**Aim of the exercise**
Extract the full listing verbatim and drop any pictures from your copy.

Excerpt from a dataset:
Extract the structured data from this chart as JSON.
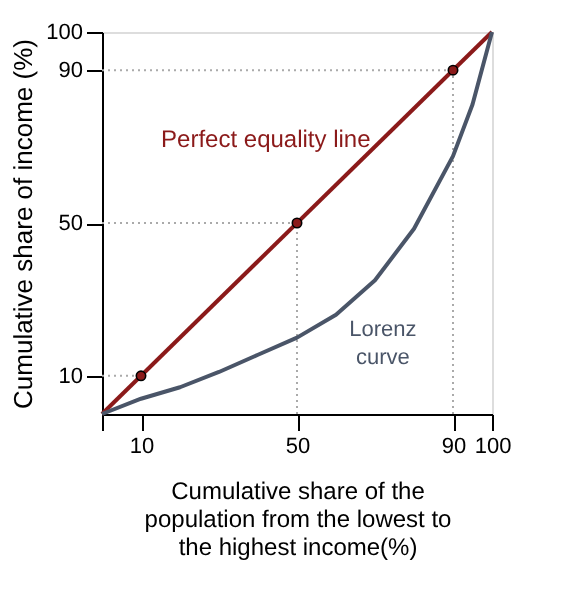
{
  "chart_data": {
    "type": "line",
    "xlabel": "Cumulative share of the population from the lowest to the highest income(%)",
    "ylabel": "Cumulative share of income (%)",
    "xlim": [
      0,
      100
    ],
    "ylim": [
      0,
      100
    ],
    "xticks": [
      {
        "value": 0,
        "label": null
      },
      10,
      50,
      90,
      100
    ],
    "yticks": [
      10,
      50,
      90,
      100
    ],
    "series": [
      {
        "name": "Perfect equality  line",
        "color": "#8b1a1a",
        "x": [
          0,
          100
        ],
        "values": [
          0,
          100
        ],
        "marker": "none"
      },
      {
        "color": "#8b1a1a",
        "type": "scatter",
        "x": [
          10,
          50,
          90
        ],
        "values": [
          10,
          50,
          90
        ],
        "marker": "circle"
      },
      {
        "name": "Lorenz curve",
        "color": "#4a5568",
        "x": [
          0,
          10,
          20,
          30,
          40,
          50,
          60,
          70,
          80,
          90,
          95,
          100
        ],
        "values": [
          0,
          4,
          7,
          11,
          15.5,
          20,
          26,
          35,
          48.5,
          67.5,
          81,
          100
        ],
        "marker": "none"
      }
    ],
    "ref_lines": [
      {
        "axis": "y",
        "value": 10,
        "color": "#aaaaaa",
        "line_style": "dotted"
      },
      {
        "axis": "y",
        "value": 50,
        "color": "#aaaaaa",
        "line_style": "dotted"
      },
      {
        "axis": "y",
        "value": 90,
        "color": "#aaaaaa",
        "line_style": "dotted"
      },
      {
        "axis": "x",
        "value": 50,
        "color": "#aaaaaa",
        "line_style": "dotted"
      },
      {
        "axis": "x",
        "value": 90,
        "color": "#aaaaaa",
        "line_style": "dotted"
      }
    ],
    "grid": false
  }
}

**Task output**
Extract the structured data from this chart as JSON.
{
  "chart_data": {
    "type": "line",
    "xlabel": "Cumulative share of the population from the lowest to the highest income(%)",
    "ylabel": "Cumulative share of income (%)",
    "xlim": [
      0,
      100
    ],
    "ylim": [
      0,
      100
    ],
    "xticks": [
      {
        "value": 0,
        "label": null
      },
      10,
      50,
      90,
      100
    ],
    "yticks": [
      10,
      50,
      90,
      100
    ],
    "series": [
      {
        "name": "Perfect equality  line",
        "color": "#8b1a1a",
        "x": [
          0,
          100
        ],
        "values": [
          0,
          100
        ],
        "marker": "none"
      },
      {
        "color": "#8b1a1a",
        "type": "scatter",
        "x": [
          10,
          50,
          90
        ],
        "values": [
          10,
          50,
          90
        ],
        "marker": "circle"
      },
      {
        "name": "Lorenz curve",
        "color": "#4a5568",
        "x": [
          0,
          10,
          20,
          30,
          40,
          50,
          60,
          70,
          80,
          90,
          95,
          100
        ],
        "values": [
          0,
          4,
          7,
          11,
          15.5,
          20,
          26,
          35,
          48.5,
          67.5,
          81,
          100
        ],
        "marker": "none"
      }
    ],
    "ref_lines": [
      {
        "axis": "y",
        "value": 10,
        "color": "#aaaaaa",
        "line_style": "dotted"
      },
      {
        "axis": "y",
        "value": 50,
        "color": "#aaaaaa",
        "line_style": "dotted"
      },
      {
        "axis": "y",
        "value": 90,
        "color": "#aaaaaa",
        "line_style": "dotted"
      },
      {
        "axis": "x",
        "value": 50,
        "color": "#aaaaaa",
        "line_style": "dotted"
      },
      {
        "axis": "x",
        "value": 90,
        "color": "#aaaaaa",
        "line_style": "dotted"
      }
    ],
    "grid": false
  }
}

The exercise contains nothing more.